** START OF DATA IN THIS EXERCISE **

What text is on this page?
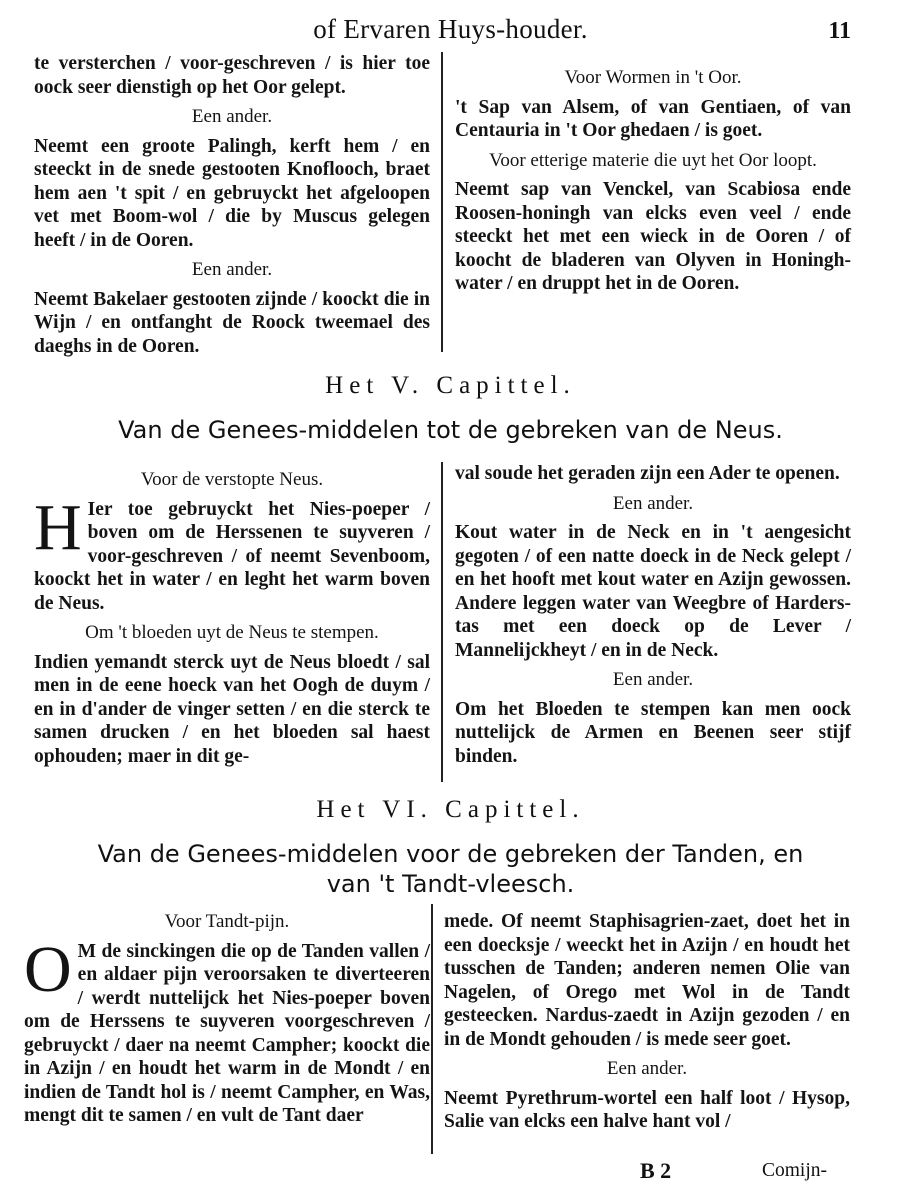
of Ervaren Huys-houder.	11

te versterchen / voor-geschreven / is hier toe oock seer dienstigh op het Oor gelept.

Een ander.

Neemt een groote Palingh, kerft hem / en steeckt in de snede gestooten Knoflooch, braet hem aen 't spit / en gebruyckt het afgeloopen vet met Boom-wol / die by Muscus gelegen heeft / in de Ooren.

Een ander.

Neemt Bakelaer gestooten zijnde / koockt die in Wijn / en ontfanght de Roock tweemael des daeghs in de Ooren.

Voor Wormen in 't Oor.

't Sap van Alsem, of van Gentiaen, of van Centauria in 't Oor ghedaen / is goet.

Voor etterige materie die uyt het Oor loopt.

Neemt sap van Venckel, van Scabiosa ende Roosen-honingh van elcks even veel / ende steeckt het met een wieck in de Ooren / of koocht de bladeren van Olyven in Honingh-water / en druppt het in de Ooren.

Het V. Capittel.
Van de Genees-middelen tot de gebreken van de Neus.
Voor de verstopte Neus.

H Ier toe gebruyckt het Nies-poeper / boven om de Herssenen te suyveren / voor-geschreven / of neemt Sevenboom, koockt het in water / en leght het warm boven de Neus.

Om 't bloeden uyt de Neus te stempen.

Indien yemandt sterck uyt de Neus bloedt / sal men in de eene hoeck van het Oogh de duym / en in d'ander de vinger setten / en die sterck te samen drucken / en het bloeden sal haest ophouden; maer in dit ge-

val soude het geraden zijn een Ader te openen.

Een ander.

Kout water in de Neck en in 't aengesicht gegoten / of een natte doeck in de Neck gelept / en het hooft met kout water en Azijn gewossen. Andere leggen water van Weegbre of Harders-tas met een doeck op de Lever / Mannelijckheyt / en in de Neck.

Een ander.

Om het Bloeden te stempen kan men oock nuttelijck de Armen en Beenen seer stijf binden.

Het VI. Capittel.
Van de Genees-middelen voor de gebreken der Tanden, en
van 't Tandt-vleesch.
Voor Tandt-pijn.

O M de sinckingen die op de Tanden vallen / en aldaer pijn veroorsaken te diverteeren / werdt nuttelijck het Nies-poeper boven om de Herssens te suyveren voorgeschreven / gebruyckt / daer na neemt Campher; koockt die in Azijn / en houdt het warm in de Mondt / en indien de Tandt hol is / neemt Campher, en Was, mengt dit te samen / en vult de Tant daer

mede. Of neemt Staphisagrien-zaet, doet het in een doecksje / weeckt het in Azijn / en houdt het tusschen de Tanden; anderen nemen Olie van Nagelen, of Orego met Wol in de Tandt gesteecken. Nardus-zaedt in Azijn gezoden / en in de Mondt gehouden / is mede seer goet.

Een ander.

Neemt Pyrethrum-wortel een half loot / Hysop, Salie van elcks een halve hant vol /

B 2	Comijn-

** END OF DATA IN THIS EXERCISE **

• [CHALLENGE]:
Locate and copy each line in the data above that includes the word "gelept".

• [EXERCISE OUTPUT]:
te versterchen / voor-geschreven / is hier toe oock seer dienstigh op het Oor gelept.
Kout water in de Neck en in 't aengesicht gegoten / of een natte doeck in de Neck gelept / en het hooft met kout water en Azijn gewossen. Andere leggen water van Weegbre of Harders-tas met een doeck op de Lever / Mannelijckheyt / en in de Neck.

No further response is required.